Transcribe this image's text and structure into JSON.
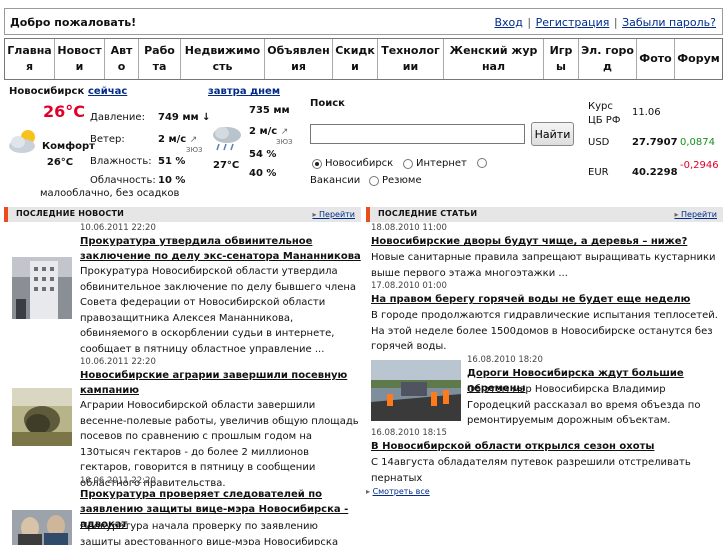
{
  "header": {
    "welcome": "Добро пожаловать!",
    "login": "Вход",
    "register": "Регистрация",
    "forgot": "Забыли пароль?"
  },
  "nav": [
    {
      "label": "Главная"
    },
    {
      "label": "Новости"
    },
    {
      "label": "Авто"
    },
    {
      "label": "Работа"
    },
    {
      "label": "Недвижимость"
    },
    {
      "label": "Объявления"
    },
    {
      "label": "Скидки"
    },
    {
      "label": "Технологии"
    },
    {
      "label": "Женский журнал"
    },
    {
      "label": "Игры"
    },
    {
      "label": "Эл. город"
    },
    {
      "label": "Фото"
    },
    {
      "label": "Форум"
    }
  ],
  "weather": {
    "city": "Новосибирск",
    "now_link": "сейчас",
    "tomorrow_link": "завтра днем",
    "temp_now": "26°C",
    "comfort_label": "Комфорт",
    "comfort_value": "26°C",
    "pressure_label": "Давление:",
    "pressure_now": "749 мм ↓",
    "wind_label": "Ветер:",
    "wind_now": "2 м/с",
    "wind_now_dir": "ЗЮЗ",
    "humidity_label": "Влажность:",
    "humidity_now": "51 %",
    "cloud_label": "Облачность:",
    "cloud_now": "10 %",
    "description": "малооблачно, без осадков",
    "tomorrow_pressure": "735 мм",
    "tomorrow_wind": "2 м/с",
    "tomorrow_wind_dir": "ЗЮЗ",
    "tomorrow_humidity": "54 %",
    "tomorrow_cloud": "40 %",
    "tomorrow_temp": "27°C"
  },
  "search": {
    "title": "Поиск",
    "button": "Найти",
    "options": [
      "Новосибирск",
      "Интернет",
      "",
      "Вакансии",
      "Резюме"
    ]
  },
  "currency": {
    "title": "Курс ЦБ РФ",
    "date": "11.06",
    "usd": {
      "code": "USD",
      "rate": "27.7907",
      "change": "0,0874"
    },
    "eur": {
      "code": "EUR",
      "rate": "40.2298",
      "change": "-0,2946"
    }
  },
  "news": {
    "title": "ПОСЛЕДНИЕ НОВОСТИ",
    "more": "Перейти",
    "items": [
      {
        "date": "10.06.2011 22:20",
        "headline": "Прокуратура утвердила обвинительное заключение по делу экс-сенатора Мананникова",
        "body": "Прокуратура Новосибирской области утвердила обвинительное заключение по делу бывшего члена Совета федерации от Новосибирской области правозащитника Алексея Мананникова, обвиняемого в оскорблении судьи в интернете, сообщает в пятницу областное управление ..."
      },
      {
        "date": "10.06.2011 22:20",
        "headline": "Новосибирские аграрии завершили посевную кампанию",
        "body": "Аграрии Новосибирской области завершили весенне-полевые работы, увеличив общую площадь посевов по сравнению с прошлым годом на 130тысяч гектаров - до более 2 миллионов гектаров, говорится в пятницу в сообщении областного правительства."
      },
      {
        "date": "10.06.2011 22:20",
        "headline": "Прокуратура проверяет следователей по заявлению защиты вице-мэра Новосибирска - адвокат",
        "body": "Прокуратура начала проверку по заявлению защиты арестованного вице-мэра Новосибирска Александра"
      }
    ]
  },
  "articles": {
    "title": "ПОСЛЕДНИЕ СТАТЬИ",
    "more": "Перейти",
    "see_all": "Смотреть все",
    "items": [
      {
        "date": "18.08.2010 11:00",
        "headline": "Новосибирские дворы будут чище, а деревья – ниже?",
        "body": "Новые санитарные правила запрещают выращивать кустарники выше первого этажа многоэтажки ..."
      },
      {
        "date": "17.08.2010 01:00",
        "headline": "На правом берегу горячей воды не будет еще неделю",
        "body": "В городе продолжаются гидравлические испытания теплосетей. На этой неделе более   1500домов в Новосибирске останутся без горячей воды."
      },
      {
        "date": "16.08.2010 18:20",
        "headline": "Дороги Новосибирска ждут большие перемены",
        "body": "Об этом мэр Новосибирска Владимир Городецкий рассказал во время объезда по ремонтируемым дорожным объектам."
      },
      {
        "date": "16.08.2010 18:15",
        "headline": "В Новосибирской области открылся сезон охоты",
        "body": "С    14августа обладателям путевок разрешили отстреливать пернатых"
      }
    ]
  },
  "colors": {
    "accent": "#e84e1b",
    "link": "#002b8a",
    "temp": "#e0002a",
    "up": "#16901b",
    "down": "#e0002a"
  }
}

********************

## Aim
What is the number of lines that hold the string "завершили"? Give it alone.

## Solved problem
2